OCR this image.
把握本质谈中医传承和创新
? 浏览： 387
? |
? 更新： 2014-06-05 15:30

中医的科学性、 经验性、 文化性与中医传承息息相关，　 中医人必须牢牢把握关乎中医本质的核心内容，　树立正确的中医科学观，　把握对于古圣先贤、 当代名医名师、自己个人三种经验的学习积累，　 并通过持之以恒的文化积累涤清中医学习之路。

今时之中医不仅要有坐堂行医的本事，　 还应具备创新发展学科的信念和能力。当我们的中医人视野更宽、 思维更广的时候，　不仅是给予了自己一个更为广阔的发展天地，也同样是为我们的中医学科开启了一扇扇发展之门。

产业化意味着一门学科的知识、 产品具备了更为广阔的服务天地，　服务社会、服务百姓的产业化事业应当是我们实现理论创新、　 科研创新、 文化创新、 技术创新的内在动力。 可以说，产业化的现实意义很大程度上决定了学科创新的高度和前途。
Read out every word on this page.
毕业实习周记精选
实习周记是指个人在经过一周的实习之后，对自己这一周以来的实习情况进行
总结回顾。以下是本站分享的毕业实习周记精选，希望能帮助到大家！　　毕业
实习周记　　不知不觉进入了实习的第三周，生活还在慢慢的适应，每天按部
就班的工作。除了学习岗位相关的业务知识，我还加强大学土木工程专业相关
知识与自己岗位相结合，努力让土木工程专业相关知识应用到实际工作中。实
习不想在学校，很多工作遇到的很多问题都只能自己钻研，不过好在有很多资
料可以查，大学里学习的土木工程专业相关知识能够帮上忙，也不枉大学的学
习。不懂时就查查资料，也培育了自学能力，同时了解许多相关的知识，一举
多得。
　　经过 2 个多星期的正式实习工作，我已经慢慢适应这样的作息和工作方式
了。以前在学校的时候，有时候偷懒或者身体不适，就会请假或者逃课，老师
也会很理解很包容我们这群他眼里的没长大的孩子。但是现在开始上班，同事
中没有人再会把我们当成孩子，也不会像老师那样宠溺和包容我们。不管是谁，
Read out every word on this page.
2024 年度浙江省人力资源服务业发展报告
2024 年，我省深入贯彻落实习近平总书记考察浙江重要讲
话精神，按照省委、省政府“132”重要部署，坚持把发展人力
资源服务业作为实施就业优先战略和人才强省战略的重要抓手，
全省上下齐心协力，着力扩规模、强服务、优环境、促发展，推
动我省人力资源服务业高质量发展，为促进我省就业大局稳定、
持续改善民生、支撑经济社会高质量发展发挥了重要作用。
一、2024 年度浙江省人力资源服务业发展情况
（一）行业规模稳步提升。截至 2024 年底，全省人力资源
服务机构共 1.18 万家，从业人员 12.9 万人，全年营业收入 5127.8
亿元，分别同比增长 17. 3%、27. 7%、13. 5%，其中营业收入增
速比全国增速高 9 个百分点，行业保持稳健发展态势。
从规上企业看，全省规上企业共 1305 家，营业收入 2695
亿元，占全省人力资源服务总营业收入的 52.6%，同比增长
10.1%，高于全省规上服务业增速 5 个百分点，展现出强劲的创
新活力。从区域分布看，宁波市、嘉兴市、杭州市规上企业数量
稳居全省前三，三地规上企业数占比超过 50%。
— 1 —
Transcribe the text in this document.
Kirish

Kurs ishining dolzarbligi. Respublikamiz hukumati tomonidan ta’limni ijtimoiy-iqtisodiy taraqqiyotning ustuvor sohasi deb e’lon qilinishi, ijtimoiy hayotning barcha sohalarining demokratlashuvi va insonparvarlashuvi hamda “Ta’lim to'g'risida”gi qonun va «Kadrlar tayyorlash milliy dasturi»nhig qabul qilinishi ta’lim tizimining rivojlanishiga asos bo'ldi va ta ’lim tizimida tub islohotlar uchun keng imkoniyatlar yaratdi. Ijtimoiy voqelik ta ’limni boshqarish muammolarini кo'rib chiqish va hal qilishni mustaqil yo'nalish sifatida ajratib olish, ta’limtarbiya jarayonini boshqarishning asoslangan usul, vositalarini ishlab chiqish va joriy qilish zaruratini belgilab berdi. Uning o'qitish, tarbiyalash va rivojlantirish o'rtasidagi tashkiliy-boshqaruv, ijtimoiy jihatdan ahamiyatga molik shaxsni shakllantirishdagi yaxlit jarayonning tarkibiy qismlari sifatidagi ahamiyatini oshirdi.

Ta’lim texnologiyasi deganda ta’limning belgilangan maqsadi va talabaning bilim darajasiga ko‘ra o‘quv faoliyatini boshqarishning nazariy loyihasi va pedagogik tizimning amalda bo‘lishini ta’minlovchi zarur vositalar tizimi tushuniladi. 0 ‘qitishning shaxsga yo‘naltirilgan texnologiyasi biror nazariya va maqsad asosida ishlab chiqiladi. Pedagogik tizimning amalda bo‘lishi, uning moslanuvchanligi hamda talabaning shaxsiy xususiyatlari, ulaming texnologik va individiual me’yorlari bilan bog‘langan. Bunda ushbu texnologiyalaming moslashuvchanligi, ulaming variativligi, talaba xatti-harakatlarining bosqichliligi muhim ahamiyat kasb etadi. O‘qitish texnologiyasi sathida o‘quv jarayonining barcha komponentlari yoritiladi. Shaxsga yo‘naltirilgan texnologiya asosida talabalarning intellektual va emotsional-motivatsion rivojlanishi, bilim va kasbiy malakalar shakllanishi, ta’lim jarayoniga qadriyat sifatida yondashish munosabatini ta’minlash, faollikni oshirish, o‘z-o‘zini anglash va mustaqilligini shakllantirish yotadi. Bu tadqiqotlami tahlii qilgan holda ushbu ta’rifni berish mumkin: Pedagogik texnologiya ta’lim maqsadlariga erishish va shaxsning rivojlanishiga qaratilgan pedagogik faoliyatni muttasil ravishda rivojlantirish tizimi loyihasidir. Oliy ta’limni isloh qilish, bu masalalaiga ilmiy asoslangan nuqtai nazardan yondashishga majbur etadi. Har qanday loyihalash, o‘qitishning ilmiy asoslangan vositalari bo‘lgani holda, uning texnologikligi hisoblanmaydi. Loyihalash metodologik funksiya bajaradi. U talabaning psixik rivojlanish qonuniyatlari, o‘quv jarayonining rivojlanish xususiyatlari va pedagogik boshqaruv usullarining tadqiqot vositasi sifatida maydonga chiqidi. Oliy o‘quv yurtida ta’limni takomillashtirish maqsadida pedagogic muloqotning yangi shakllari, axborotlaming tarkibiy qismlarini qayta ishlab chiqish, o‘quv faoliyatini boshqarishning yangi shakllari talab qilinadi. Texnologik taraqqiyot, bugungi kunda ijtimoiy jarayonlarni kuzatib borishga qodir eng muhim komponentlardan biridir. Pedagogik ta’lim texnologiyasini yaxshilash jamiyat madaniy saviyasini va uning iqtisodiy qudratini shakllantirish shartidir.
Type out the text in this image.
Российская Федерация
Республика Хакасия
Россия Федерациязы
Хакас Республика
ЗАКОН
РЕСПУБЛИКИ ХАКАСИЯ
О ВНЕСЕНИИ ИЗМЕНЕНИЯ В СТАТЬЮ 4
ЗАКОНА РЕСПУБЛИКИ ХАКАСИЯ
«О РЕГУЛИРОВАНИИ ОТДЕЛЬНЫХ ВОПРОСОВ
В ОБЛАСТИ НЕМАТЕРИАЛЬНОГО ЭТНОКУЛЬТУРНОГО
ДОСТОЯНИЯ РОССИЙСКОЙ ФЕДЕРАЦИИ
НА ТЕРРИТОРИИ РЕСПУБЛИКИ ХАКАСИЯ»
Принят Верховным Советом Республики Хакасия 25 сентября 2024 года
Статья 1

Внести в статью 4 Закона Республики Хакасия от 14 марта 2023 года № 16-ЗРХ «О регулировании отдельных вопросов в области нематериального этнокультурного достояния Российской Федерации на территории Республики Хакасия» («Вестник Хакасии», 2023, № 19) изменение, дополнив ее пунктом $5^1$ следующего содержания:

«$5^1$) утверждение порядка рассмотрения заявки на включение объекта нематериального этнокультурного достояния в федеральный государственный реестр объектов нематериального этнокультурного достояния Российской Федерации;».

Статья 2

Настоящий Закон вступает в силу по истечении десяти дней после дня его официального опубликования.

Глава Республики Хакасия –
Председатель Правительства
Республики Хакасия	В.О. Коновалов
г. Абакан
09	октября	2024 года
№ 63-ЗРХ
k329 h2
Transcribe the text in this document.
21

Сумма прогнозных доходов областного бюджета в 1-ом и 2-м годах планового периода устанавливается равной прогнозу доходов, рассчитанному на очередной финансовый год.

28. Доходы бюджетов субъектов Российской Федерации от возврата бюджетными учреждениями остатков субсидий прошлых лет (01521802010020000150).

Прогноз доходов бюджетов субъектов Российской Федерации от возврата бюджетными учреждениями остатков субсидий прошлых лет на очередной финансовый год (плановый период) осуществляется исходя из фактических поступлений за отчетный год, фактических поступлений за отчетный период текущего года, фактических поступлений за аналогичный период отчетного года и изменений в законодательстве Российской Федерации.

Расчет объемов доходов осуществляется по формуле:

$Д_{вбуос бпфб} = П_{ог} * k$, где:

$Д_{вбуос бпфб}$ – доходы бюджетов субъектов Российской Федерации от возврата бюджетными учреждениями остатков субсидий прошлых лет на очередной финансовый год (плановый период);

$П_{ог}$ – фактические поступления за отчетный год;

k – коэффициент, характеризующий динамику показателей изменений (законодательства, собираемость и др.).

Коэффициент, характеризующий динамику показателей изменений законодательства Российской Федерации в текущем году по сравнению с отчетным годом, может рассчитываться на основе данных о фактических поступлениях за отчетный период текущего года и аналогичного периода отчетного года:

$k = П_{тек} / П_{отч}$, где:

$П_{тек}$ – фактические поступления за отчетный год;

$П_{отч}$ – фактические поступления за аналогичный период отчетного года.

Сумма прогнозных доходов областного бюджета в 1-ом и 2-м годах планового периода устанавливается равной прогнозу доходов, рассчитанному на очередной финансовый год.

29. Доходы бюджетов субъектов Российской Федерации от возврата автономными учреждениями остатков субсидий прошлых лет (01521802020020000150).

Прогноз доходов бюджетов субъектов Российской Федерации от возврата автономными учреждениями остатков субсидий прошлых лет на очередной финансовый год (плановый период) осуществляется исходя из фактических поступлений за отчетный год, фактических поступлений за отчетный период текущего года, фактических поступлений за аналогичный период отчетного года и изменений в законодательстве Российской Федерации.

- - -

Pick out every line of the listing containing the word "Республика", and show those lines.

Республика Хакасия
Хакас Республика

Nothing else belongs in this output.